### WHAT IS ASKED
Some lines in the records below may hold the word "JSON"; give the number of those lines and nothing else.

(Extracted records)
------------------------------------
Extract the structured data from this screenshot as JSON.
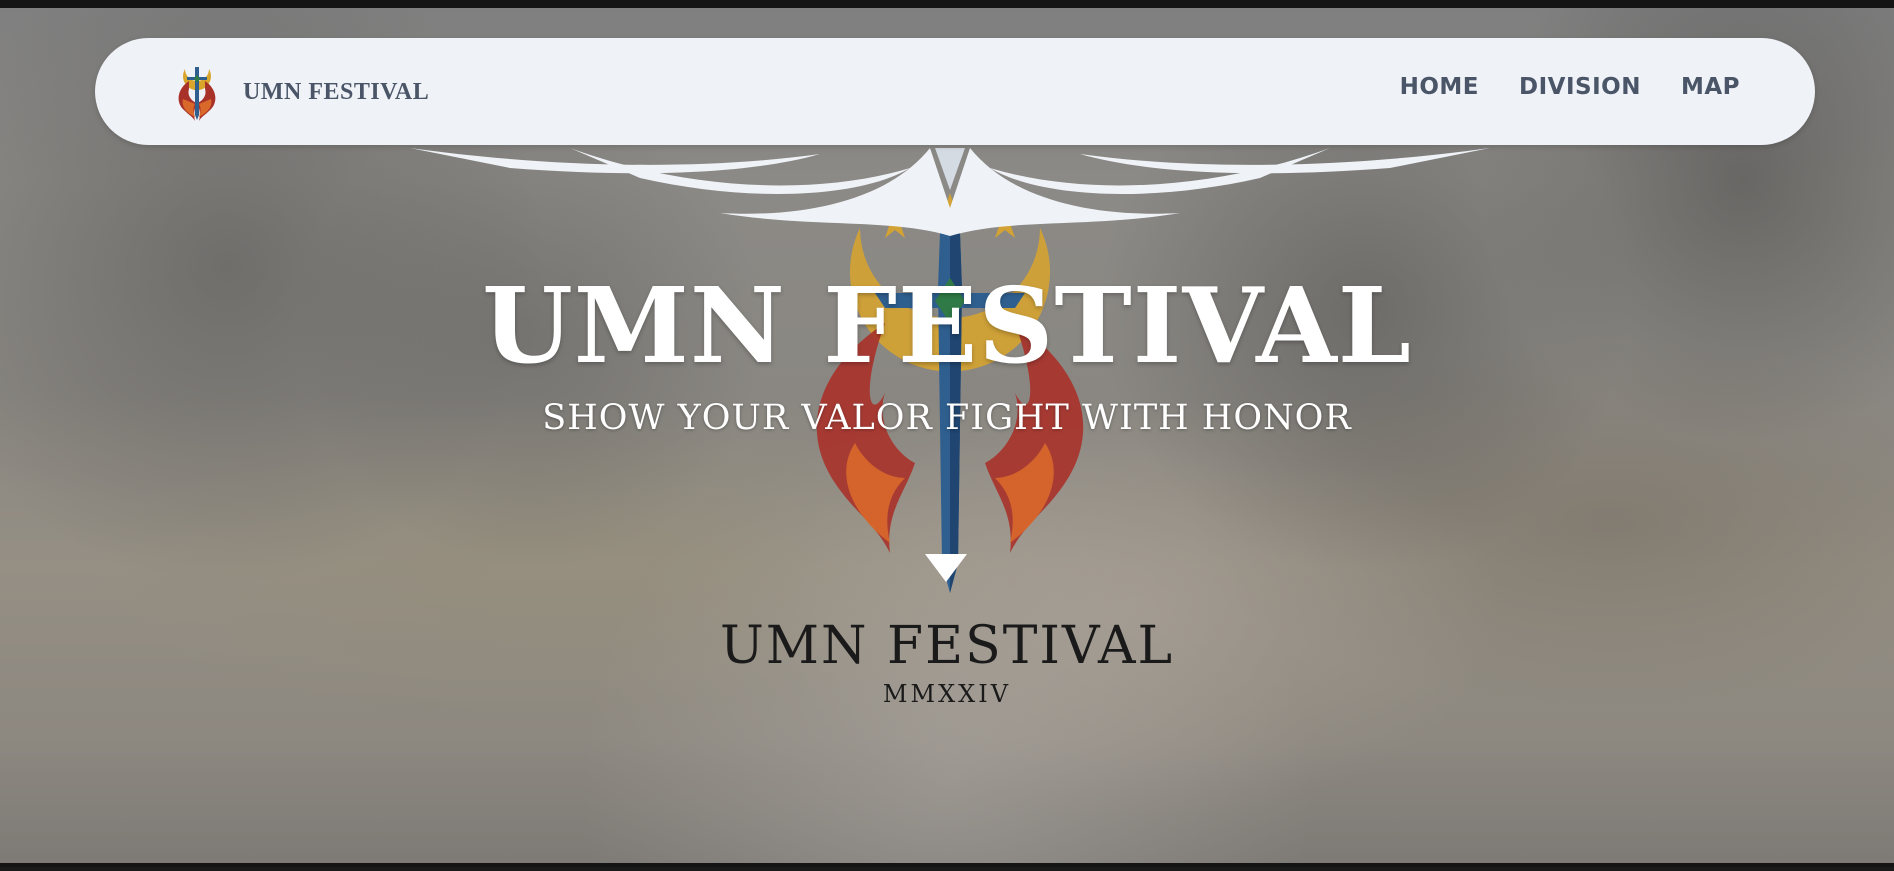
{
  "navbar": {
    "brand_text": "UMN FESTIVAL",
    "logo_icon": "sword-flame-logo-icon",
    "links": [
      {
        "label": "HOME"
      },
      {
        "label": "DIVISION"
      },
      {
        "label": "MAP"
      }
    ]
  },
  "hero": {
    "title": "UMN FESTIVAL",
    "subtitle": "SHOW YOUR VALOR FIGHT WITH HONOR",
    "emblem_name": "UMN FESTIVAL",
    "emblem_year": "MMXXIV",
    "scroll_icon": "triangle-down-icon"
  },
  "colors": {
    "navbar_bg": "#eff2f7",
    "nav_text": "#4a5568",
    "hero_text": "#ffffff",
    "flame_red": "#a8322a",
    "flame_orange": "#d9682b",
    "sword_blue": "#2f5f8f",
    "moon_gold": "#d9a52b",
    "gem_green": "#2f7a46"
  }
}
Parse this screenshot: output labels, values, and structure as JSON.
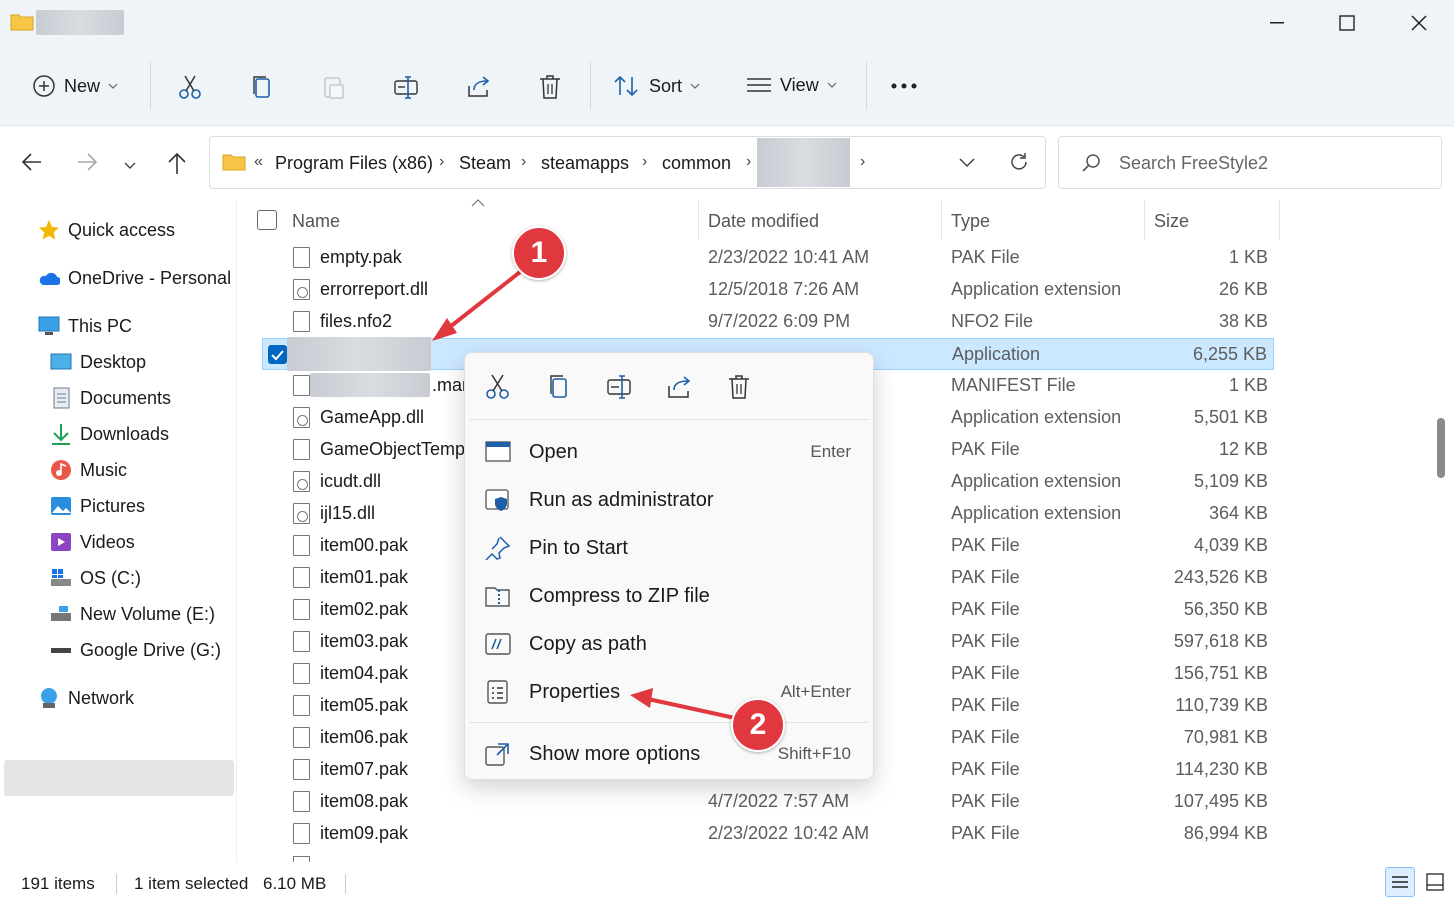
{
  "toolbar": {
    "new_label": "New",
    "sort_label": "Sort",
    "view_label": "View"
  },
  "address": {
    "crumb_prefix": "«",
    "crumbs": [
      "Program Files (x86)",
      "Steam",
      "steamapps",
      "common"
    ]
  },
  "search": {
    "placeholder": "Search FreeStyle2"
  },
  "nav": {
    "quick_access": "Quick access",
    "onedrive": "OneDrive - Personal",
    "this_pc": "This PC",
    "desktop": "Desktop",
    "documents": "Documents",
    "downloads": "Downloads",
    "music": "Music",
    "pictures": "Pictures",
    "videos": "Videos",
    "os_c": "OS (C:)",
    "new_volume": "New Volume (E:)",
    "google_drive": "Google Drive (G:)",
    "network": "Network"
  },
  "columns": {
    "name": "Name",
    "date": "Date modified",
    "type": "Type",
    "size": "Size"
  },
  "files": [
    {
      "name": "empty.pak",
      "date": "2/23/2022 10:41 AM",
      "type": "PAK File",
      "size": "1 KB",
      "kind": "pak"
    },
    {
      "name": "errorreport.dll",
      "date": "12/5/2018 7:26 AM",
      "type": "Application extension",
      "size": "26 KB",
      "kind": "dll"
    },
    {
      "name": "files.nfo2",
      "date": "9/7/2022 6:09 PM",
      "type": "NFO2 File",
      "size": "38 KB",
      "kind": "pak"
    },
    {
      "name": "",
      "date": "",
      "type": "Application",
      "size": "6,255 KB",
      "kind": "exe"
    },
    {
      "name": ".man",
      "date": "",
      "type": "MANIFEST File",
      "size": "1 KB",
      "kind": "pak"
    },
    {
      "name": "GameApp.dll",
      "date": "",
      "type": "Application extension",
      "size": "5,501 KB",
      "kind": "dll"
    },
    {
      "name": "GameObjectTemp",
      "date": "",
      "type": "PAK File",
      "size": "12 KB",
      "kind": "pak"
    },
    {
      "name": "icudt.dll",
      "date": "",
      "type": "Application extension",
      "size": "5,109 KB",
      "kind": "dll"
    },
    {
      "name": "ijl15.dll",
      "date": "",
      "type": "Application extension",
      "size": "364 KB",
      "kind": "dll"
    },
    {
      "name": "item00.pak",
      "date": "",
      "type": "PAK File",
      "size": "4,039 KB",
      "kind": "pak"
    },
    {
      "name": "item01.pak",
      "date": "",
      "type": "PAK File",
      "size": "243,526 KB",
      "kind": "pak"
    },
    {
      "name": "item02.pak",
      "date": "",
      "type": "PAK File",
      "size": "56,350 KB",
      "kind": "pak"
    },
    {
      "name": "item03.pak",
      "date": "",
      "type": "PAK File",
      "size": "597,618 KB",
      "kind": "pak"
    },
    {
      "name": "item04.pak",
      "date": "",
      "type": "PAK File",
      "size": "156,751 KB",
      "kind": "pak"
    },
    {
      "name": "item05.pak",
      "date": "",
      "type": "PAK File",
      "size": "110,739 KB",
      "kind": "pak"
    },
    {
      "name": "item06.pak",
      "date": "",
      "type": "PAK File",
      "size": "70,981 KB",
      "kind": "pak"
    },
    {
      "name": "item07.pak",
      "date": "",
      "type": "PAK File",
      "size": "114,230 KB",
      "kind": "pak"
    },
    {
      "name": "item08.pak",
      "date": "4/7/2022 7:57 AM",
      "type": "PAK File",
      "size": "107,495 KB",
      "kind": "pak"
    },
    {
      "name": "item09.pak",
      "date": "2/23/2022 10:42 AM",
      "type": "PAK File",
      "size": "86,994 KB",
      "kind": "pak"
    }
  ],
  "context_menu": {
    "items": [
      {
        "label": "Open",
        "key": "Enter",
        "icon": "open-icon"
      },
      {
        "label": "Run as administrator",
        "key": "",
        "icon": "shield-icon"
      },
      {
        "label": "Pin to Start",
        "key": "",
        "icon": "pin-icon"
      },
      {
        "label": "Compress to ZIP file",
        "key": "",
        "icon": "zip-icon"
      },
      {
        "label": "Copy as path",
        "key": "",
        "icon": "copy-path-icon"
      },
      {
        "label": "Properties",
        "key": "Alt+Enter",
        "icon": "properties-icon"
      },
      {
        "label": "Show more options",
        "key": "Shift+F10",
        "icon": "more-options-icon"
      }
    ]
  },
  "annotations": {
    "badge1": "1",
    "badge2": "2"
  },
  "status": {
    "item_count": "191 items",
    "selected": "1 item selected",
    "size": "6.10 MB"
  },
  "colors": {
    "accent": "#0067c0",
    "selection": "#cce8ff",
    "badge": "#e0383e",
    "folder": "#f8c546"
  }
}
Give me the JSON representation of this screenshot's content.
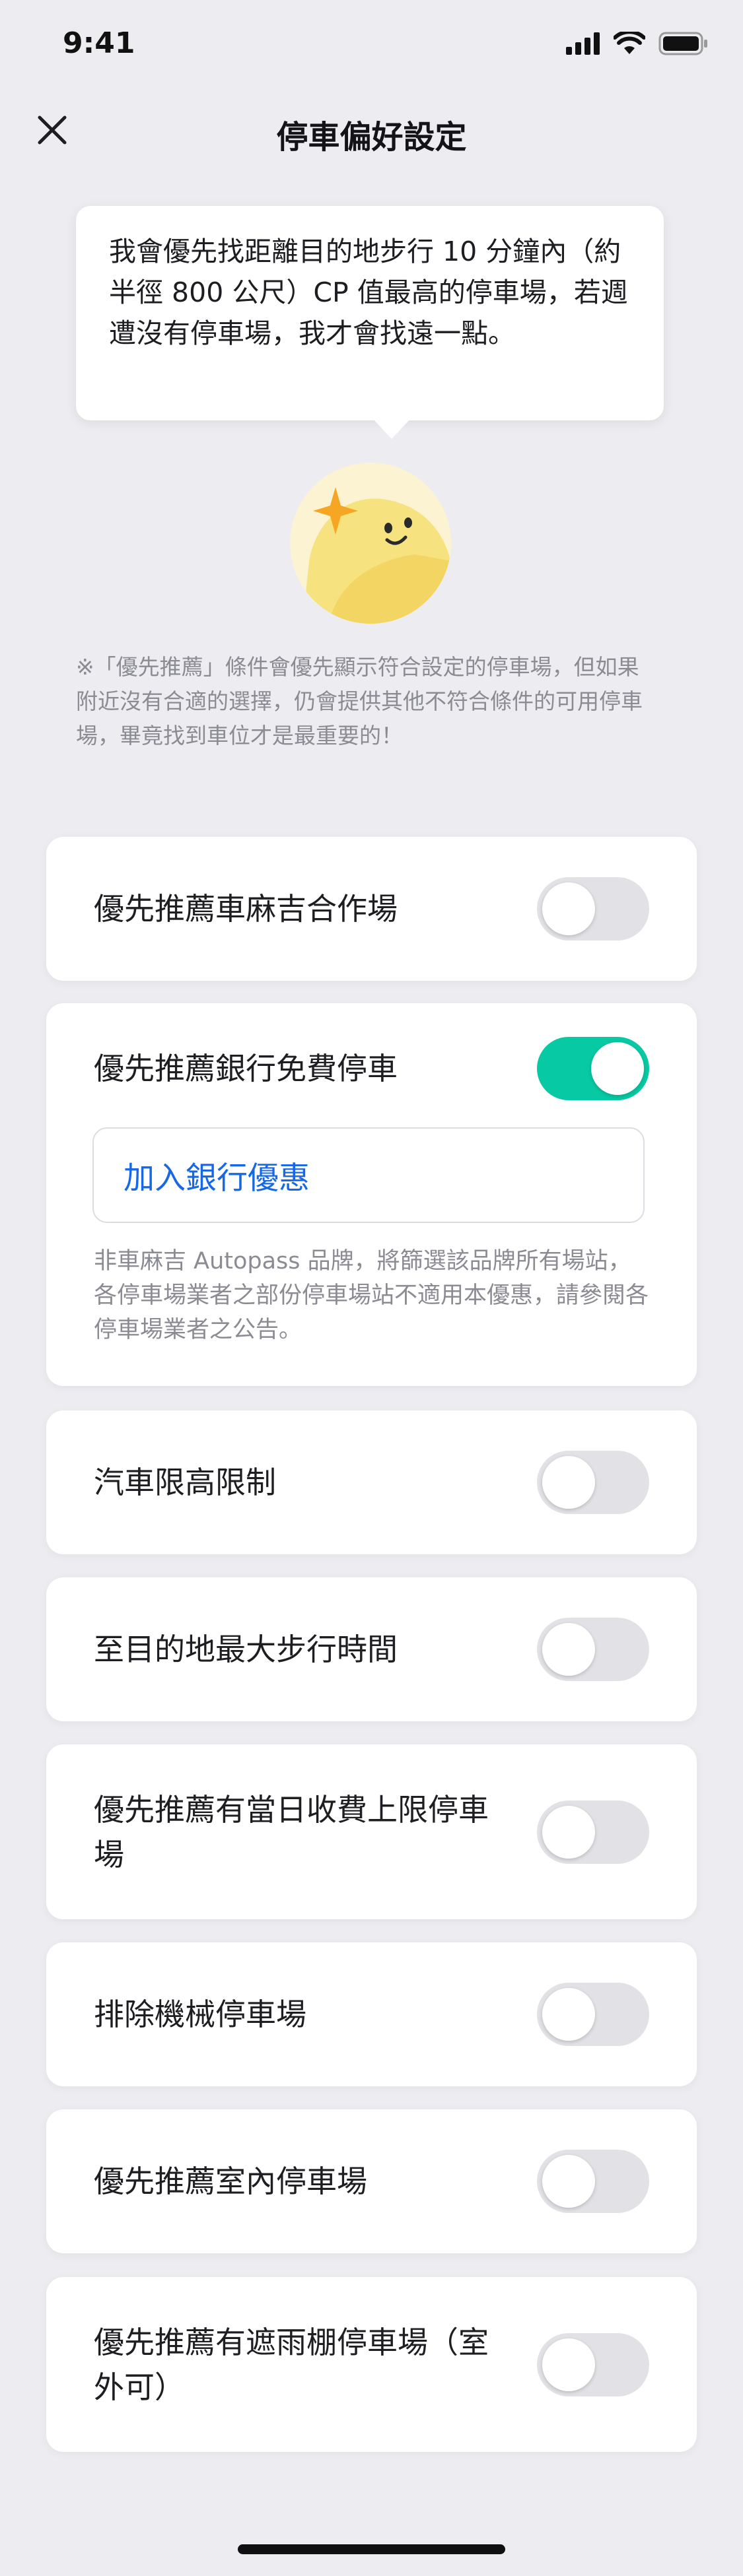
{
  "status_bar": {
    "time": "9:41",
    "icons": [
      "cellular-signal-icon",
      "wifi-icon",
      "battery-icon"
    ]
  },
  "header": {
    "title": "停車偏好設定",
    "close_icon": "close-icon"
  },
  "intro": {
    "bubble_text": "我會優先找距離目的地步行 10 分鐘內（約半徑 800 公尺）CP 值最高的停車場，若週遭沒有停車場，我才會找遠一點。",
    "mascot_icon": "sparkle-mascot-icon",
    "note": "※「優先推薦」條件會優先顯示符合設定的停車場，但如果附近沒有合適的選擇，仍會提供其他不符合條件的可用停車場，畢竟找到車位才是最重要的！"
  },
  "settings": [
    {
      "label": "優先推薦車麻吉合作場",
      "enabled": false
    },
    {
      "label": "優先推薦銀行免費停車",
      "enabled": true,
      "action_label": "加入銀行優惠",
      "note": "非車麻吉 Autopass 品牌，將篩選該品牌所有場站，各停車場業者之部份停車場站不適用本優惠，請參閱各停車場業者之公告。"
    },
    {
      "label": "汽車限高限制",
      "enabled": false
    },
    {
      "label": "至目的地最大步行時間",
      "enabled": false
    },
    {
      "label": "優先推薦有當日收費上限停車場",
      "enabled": false
    },
    {
      "label": "排除機械停車場",
      "enabled": false
    },
    {
      "label": "優先推薦室內停車場",
      "enabled": false
    },
    {
      "label": "優先推薦有遮雨棚停車場（室外可）",
      "enabled": false
    }
  ],
  "colors": {
    "background": "#ededf1",
    "toggle_on": "#07c9a3",
    "toggle_off": "#e2e2e6",
    "link": "#1768e6",
    "note_text": "#8b8b93"
  }
}
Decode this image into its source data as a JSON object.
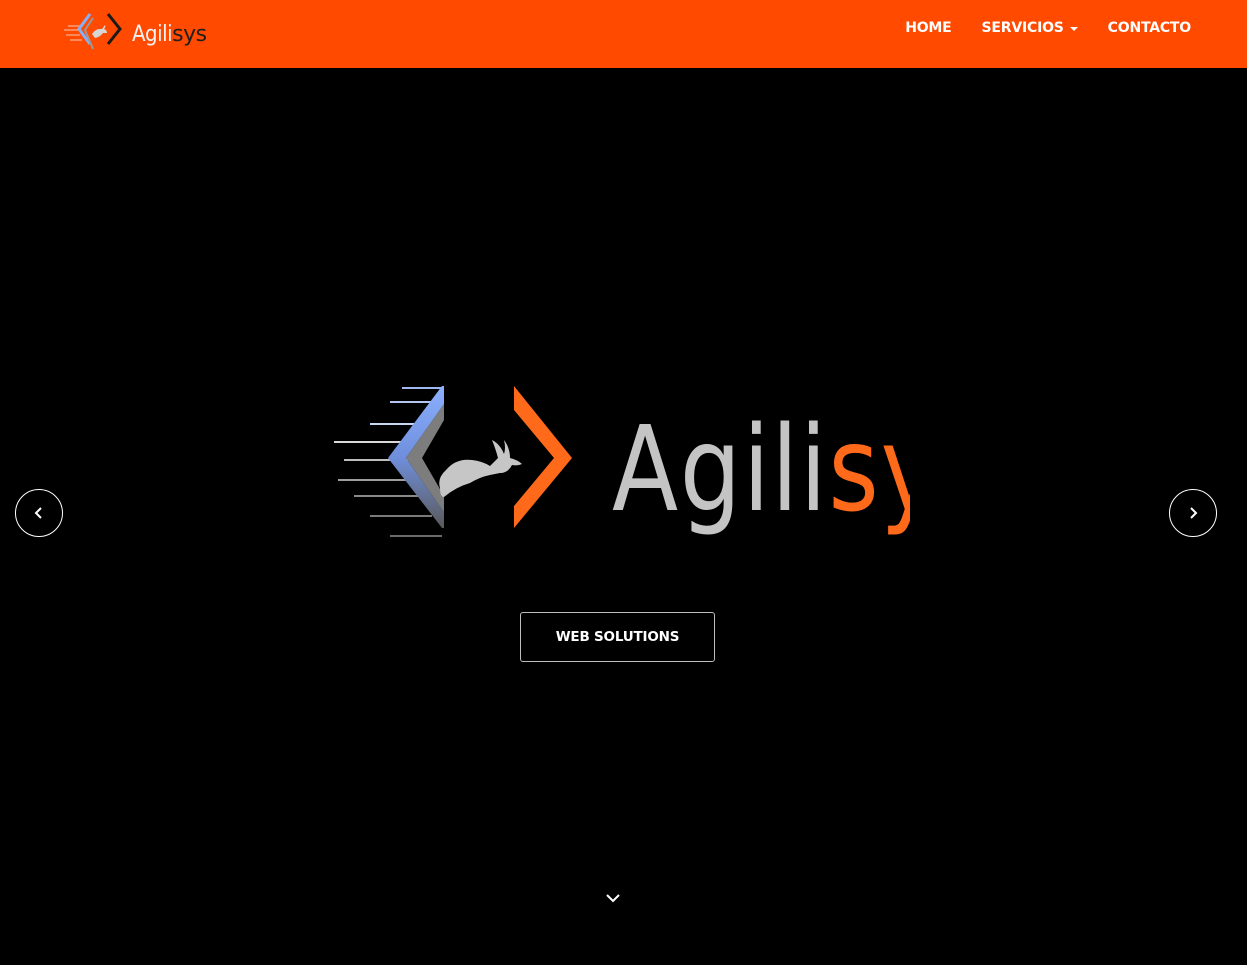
------------------------------------
### CORRECT RESULT
4